> **Written request**
Reproduce all of the records exactly.

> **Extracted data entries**
##########
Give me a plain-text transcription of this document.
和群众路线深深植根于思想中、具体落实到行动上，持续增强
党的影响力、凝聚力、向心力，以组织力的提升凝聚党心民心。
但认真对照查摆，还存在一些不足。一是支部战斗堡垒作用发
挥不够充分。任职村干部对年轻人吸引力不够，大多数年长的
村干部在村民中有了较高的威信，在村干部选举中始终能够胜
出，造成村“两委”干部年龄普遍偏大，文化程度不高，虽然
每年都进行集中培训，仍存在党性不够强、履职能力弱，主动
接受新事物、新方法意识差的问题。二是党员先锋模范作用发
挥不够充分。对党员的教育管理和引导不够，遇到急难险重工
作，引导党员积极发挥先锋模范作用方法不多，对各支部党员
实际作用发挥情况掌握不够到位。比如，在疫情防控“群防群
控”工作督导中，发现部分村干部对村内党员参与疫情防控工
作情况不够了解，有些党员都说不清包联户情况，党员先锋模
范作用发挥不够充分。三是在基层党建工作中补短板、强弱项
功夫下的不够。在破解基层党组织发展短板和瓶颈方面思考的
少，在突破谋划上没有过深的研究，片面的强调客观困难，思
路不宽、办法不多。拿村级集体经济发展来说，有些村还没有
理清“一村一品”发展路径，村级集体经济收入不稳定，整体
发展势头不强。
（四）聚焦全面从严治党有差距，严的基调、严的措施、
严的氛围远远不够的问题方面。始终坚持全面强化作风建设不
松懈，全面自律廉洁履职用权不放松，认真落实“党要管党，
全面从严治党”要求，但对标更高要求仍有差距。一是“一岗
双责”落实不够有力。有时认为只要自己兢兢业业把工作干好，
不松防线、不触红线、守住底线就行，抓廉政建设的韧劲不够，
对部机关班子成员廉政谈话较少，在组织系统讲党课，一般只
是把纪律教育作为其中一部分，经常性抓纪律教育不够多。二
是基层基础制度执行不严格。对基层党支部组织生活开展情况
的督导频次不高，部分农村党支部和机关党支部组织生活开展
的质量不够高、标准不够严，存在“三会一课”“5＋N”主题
##########
> **Answer below**
Give me a plain-text transcription of this document.
和群众路线深深植根于思想中、具体落实到行动上，持续增强
党的影响力、凝聚力、向心力，以组织力的提升凝聚党心民心。
但认真对照查摆，还存在一些不足。一是支部战斗堡垒作用发
挥不够充分。任职村干部对年轻人吸引力不够，大多数年长的
村干部在村民中有了较高的威信，在村干部选举中始终能够胜
出，造成村“两委”干部年龄普遍偏大，文化程度不高，虽然
每年都进行集中培训，仍存在党性不够强、履职能力弱，主动
接受新事物、新方法意识差的问题。二是党员先锋模范作用发
挥不够充分。对党员的教育管理和引导不够，遇到急难险重工
作，引导党员积极发挥先锋模范作用方法不多，对各支部党员
实际作用发挥情况掌握不够到位。比如，在疫情防控“群防群
控”工作督导中，发现部分村干部对村内党员参与疫情防控工
作情况不够了解，有些党员都说不清包联户情况，党员先锋模
范作用发挥不够充分。三是在基层党建工作中补短板、强弱项
功夫下的不够。在破解基层党组织发展短板和瓶颈方面思考的
少，在突破谋划上没有过深的研究，片面的强调客观困难，思
路不宽、办法不多。拿村级集体经济发展来说，有些村还没有
理清“一村一品”发展路径，村级集体经济收入不稳定，整体
发展势头不强。
（四）聚焦全面从严治党有差距，严的基调、严的措施、
严的氛围远远不够的问题方面。始终坚持全面强化作风建设不
松懈，全面自律廉洁履职用权不放松，认真落实“党要管党，
全面从严治党”要求，但对标更高要求仍有差距。一是“一岗
双责”落实不够有力。有时认为只要自己兢兢业业把工作干好，
不松防线、不触红线、守住底线就行，抓廉政建设的韧劲不够，
对部机关班子成员廉政谈话较少，在组织系统讲党课，一般只
是把纪律教育作为其中一部分，经常性抓纪律教育不够多。二
是基层基础制度执行不严格。对基层党支部组织生活开展情况
的督导频次不高，部分农村党支部和机关党支部组织生活开展
的质量不够高、标准不够严，存在“三会一课”“5＋N”主题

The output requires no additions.